Gather, from the listing beneath this task, every line holding the string "service".
++++++++++++++++++++
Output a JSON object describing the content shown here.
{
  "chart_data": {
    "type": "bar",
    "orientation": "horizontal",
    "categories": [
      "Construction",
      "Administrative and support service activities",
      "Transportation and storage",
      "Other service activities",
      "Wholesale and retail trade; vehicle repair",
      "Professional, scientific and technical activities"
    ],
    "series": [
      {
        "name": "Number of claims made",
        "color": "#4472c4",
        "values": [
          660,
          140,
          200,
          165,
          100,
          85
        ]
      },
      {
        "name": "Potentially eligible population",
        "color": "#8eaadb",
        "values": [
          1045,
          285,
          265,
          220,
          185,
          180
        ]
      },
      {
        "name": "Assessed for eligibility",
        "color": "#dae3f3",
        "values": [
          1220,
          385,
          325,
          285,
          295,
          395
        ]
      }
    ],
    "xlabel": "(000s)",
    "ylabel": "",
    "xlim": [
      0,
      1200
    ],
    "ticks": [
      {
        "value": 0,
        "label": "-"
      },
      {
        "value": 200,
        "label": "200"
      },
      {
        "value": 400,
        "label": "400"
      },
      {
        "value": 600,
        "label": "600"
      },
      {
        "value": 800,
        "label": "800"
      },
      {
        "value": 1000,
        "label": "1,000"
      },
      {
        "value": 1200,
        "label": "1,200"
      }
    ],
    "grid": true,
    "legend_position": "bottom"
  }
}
++++++++++++++++++++
OUTPUT OF THE EXERCISE:
      "Administrative and support service activities",
      "Other service activities",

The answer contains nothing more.